Your answer is a single number: how many lines hold the word "VANRYUSDT"?

BEGIN

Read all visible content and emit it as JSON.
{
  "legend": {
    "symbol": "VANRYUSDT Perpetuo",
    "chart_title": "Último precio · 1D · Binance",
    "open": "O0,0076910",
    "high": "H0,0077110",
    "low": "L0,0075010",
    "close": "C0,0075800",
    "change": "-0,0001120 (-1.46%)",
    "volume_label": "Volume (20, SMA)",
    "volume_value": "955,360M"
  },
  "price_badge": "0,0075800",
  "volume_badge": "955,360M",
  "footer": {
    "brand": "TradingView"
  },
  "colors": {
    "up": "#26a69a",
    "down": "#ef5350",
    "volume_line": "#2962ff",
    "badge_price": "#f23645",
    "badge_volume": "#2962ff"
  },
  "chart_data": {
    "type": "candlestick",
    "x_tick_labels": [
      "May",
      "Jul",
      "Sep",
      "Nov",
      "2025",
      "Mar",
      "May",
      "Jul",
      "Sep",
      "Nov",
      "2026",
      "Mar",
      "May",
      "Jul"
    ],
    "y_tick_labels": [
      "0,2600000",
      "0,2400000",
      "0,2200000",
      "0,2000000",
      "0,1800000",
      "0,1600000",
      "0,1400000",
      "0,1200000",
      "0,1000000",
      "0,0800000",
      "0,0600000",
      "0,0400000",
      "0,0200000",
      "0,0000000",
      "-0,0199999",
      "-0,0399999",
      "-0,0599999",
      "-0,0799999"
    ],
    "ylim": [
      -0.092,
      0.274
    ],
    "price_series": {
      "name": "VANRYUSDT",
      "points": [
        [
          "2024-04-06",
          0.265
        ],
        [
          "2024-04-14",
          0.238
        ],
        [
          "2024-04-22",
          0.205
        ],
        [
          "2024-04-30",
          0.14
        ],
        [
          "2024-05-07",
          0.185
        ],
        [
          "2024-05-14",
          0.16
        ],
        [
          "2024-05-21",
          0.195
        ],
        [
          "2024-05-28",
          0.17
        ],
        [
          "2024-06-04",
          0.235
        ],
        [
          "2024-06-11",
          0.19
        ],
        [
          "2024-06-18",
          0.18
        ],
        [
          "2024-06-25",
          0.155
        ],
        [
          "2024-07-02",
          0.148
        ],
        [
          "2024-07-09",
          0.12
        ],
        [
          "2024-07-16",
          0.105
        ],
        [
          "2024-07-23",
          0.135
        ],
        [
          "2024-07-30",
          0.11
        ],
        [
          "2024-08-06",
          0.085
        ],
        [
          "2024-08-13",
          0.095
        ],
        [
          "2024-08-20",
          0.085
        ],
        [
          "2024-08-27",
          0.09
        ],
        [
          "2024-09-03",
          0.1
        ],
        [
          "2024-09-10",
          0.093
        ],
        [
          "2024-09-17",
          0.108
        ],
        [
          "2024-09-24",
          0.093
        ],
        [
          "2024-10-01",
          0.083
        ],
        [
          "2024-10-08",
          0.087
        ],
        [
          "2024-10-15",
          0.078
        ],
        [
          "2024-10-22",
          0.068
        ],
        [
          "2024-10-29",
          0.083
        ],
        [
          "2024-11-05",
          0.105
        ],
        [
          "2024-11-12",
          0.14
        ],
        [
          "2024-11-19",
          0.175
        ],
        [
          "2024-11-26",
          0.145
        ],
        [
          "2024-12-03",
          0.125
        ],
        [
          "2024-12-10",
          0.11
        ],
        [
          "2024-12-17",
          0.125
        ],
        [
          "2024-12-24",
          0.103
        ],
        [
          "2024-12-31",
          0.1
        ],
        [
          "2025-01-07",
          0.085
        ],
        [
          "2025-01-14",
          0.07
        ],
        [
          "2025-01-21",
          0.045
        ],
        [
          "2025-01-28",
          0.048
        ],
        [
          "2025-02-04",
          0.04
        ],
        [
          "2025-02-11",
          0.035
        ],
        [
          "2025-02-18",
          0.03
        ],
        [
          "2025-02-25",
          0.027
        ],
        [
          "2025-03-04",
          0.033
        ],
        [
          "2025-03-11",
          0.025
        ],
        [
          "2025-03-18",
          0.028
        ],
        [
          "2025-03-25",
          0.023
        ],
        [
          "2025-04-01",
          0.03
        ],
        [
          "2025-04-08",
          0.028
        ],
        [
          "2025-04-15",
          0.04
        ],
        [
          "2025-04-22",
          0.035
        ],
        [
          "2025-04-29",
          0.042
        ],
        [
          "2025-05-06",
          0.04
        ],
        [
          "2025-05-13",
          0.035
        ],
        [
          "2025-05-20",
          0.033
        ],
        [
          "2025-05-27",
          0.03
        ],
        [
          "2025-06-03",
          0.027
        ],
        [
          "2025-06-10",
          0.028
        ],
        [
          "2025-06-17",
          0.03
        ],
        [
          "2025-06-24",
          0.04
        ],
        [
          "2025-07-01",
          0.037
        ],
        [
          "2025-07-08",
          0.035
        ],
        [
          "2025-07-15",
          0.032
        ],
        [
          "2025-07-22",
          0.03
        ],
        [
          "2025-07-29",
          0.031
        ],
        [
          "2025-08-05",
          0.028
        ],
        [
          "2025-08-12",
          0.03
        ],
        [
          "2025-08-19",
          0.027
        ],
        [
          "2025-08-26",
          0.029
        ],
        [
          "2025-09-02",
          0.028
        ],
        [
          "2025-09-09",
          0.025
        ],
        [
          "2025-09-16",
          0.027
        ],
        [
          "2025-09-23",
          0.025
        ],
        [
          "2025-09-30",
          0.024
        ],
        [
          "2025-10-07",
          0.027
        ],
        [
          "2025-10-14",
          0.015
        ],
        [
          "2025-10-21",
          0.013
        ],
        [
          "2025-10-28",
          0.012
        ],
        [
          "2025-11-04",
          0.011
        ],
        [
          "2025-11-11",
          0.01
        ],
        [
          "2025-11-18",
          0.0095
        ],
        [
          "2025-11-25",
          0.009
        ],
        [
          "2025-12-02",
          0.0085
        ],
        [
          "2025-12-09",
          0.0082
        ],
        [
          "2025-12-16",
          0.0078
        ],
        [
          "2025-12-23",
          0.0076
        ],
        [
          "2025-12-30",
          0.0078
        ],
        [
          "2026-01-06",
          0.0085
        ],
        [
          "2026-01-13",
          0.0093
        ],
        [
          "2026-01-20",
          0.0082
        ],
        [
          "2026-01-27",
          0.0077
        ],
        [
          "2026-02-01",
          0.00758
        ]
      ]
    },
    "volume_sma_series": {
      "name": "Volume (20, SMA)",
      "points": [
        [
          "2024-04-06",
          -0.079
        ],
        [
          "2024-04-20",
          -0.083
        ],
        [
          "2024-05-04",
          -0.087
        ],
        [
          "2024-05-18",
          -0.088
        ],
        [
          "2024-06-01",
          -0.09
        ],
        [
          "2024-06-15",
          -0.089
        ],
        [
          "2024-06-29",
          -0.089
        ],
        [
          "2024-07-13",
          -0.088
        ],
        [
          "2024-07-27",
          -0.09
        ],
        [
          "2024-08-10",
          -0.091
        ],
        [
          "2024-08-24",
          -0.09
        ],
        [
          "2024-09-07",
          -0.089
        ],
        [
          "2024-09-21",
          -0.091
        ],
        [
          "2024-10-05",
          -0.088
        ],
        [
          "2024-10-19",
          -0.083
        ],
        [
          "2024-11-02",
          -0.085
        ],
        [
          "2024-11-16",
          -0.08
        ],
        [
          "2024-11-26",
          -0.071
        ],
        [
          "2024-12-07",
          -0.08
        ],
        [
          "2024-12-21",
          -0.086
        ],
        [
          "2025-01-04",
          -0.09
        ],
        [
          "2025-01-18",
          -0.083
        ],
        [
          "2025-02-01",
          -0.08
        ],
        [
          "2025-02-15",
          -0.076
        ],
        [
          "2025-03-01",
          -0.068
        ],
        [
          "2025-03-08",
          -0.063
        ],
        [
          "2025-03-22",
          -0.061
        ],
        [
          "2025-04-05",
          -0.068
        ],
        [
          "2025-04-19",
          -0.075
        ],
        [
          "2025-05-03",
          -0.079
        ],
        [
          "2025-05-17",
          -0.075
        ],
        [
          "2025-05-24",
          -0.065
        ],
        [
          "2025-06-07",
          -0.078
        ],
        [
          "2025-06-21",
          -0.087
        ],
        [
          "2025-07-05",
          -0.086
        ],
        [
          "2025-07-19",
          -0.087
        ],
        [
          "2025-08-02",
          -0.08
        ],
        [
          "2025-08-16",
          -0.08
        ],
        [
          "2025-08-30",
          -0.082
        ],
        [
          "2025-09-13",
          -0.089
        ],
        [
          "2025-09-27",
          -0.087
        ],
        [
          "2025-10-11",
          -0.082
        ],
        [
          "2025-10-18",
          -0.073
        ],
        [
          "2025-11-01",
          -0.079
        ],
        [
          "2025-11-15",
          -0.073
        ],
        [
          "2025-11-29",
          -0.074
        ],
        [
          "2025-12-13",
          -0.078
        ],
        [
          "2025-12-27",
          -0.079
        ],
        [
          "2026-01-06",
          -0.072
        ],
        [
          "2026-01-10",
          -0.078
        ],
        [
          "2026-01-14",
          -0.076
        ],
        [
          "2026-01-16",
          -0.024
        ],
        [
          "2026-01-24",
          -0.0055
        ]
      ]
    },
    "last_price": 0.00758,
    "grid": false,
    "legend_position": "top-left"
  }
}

END

- **Finished answer**
2